• [THE EXERCISE]: Without including any images, reproduce each entry exactly.

• [THE RECORDS]:
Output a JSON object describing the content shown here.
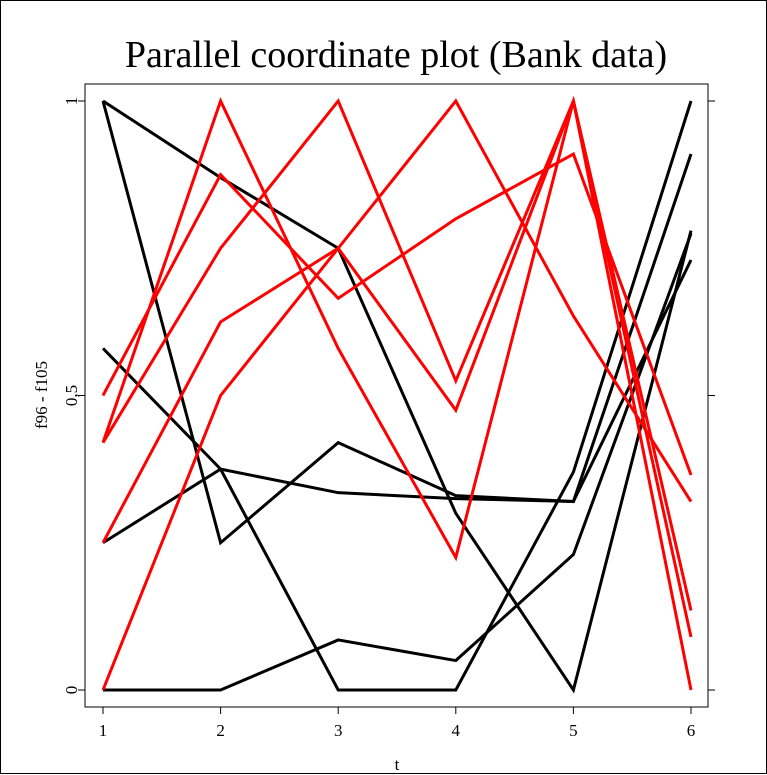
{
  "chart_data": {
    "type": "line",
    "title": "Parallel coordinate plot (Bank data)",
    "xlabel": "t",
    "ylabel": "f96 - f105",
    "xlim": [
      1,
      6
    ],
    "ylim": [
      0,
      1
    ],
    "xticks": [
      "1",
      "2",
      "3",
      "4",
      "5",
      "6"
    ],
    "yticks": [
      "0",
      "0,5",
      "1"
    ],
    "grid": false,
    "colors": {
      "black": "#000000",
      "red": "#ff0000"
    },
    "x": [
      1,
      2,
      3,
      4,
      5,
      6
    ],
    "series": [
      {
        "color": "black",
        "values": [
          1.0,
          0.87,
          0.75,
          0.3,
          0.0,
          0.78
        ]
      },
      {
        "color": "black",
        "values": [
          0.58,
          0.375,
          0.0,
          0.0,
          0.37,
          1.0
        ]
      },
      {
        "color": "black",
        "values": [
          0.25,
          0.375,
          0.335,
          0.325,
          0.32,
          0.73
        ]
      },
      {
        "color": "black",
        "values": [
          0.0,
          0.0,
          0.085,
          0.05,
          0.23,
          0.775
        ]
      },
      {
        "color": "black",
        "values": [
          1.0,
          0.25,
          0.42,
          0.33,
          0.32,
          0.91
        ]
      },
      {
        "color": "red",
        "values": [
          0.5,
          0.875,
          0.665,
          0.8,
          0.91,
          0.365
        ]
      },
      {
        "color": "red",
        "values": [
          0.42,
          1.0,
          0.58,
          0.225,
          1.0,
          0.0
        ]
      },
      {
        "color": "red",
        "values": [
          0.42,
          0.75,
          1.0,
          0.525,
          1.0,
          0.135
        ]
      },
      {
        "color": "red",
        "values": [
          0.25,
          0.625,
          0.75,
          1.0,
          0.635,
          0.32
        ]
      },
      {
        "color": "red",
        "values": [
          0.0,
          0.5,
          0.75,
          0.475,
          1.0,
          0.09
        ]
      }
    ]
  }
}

• [WRITTEN RESPONSE]:
Output a JSON object describing the content shown here.
{
  "chart_data": {
    "type": "line",
    "title": "Parallel coordinate plot (Bank data)",
    "xlabel": "t",
    "ylabel": "f96 - f105",
    "xlim": [
      1,
      6
    ],
    "ylim": [
      0,
      1
    ],
    "xticks": [
      "1",
      "2",
      "3",
      "4",
      "5",
      "6"
    ],
    "yticks": [
      "0",
      "0,5",
      "1"
    ],
    "grid": false,
    "colors": {
      "black": "#000000",
      "red": "#ff0000"
    },
    "x": [
      1,
      2,
      3,
      4,
      5,
      6
    ],
    "series": [
      {
        "color": "black",
        "values": [
          1.0,
          0.87,
          0.75,
          0.3,
          0.0,
          0.78
        ]
      },
      {
        "color": "black",
        "values": [
          0.58,
          0.375,
          0.0,
          0.0,
          0.37,
          1.0
        ]
      },
      {
        "color": "black",
        "values": [
          0.25,
          0.375,
          0.335,
          0.325,
          0.32,
          0.73
        ]
      },
      {
        "color": "black",
        "values": [
          0.0,
          0.0,
          0.085,
          0.05,
          0.23,
          0.775
        ]
      },
      {
        "color": "black",
        "values": [
          1.0,
          0.25,
          0.42,
          0.33,
          0.32,
          0.91
        ]
      },
      {
        "color": "red",
        "values": [
          0.5,
          0.875,
          0.665,
          0.8,
          0.91,
          0.365
        ]
      },
      {
        "color": "red",
        "values": [
          0.42,
          1.0,
          0.58,
          0.225,
          1.0,
          0.0
        ]
      },
      {
        "color": "red",
        "values": [
          0.42,
          0.75,
          1.0,
          0.525,
          1.0,
          0.135
        ]
      },
      {
        "color": "red",
        "values": [
          0.25,
          0.625,
          0.75,
          1.0,
          0.635,
          0.32
        ]
      },
      {
        "color": "red",
        "values": [
          0.0,
          0.5,
          0.75,
          0.475,
          1.0,
          0.09
        ]
      }
    ]
  }
}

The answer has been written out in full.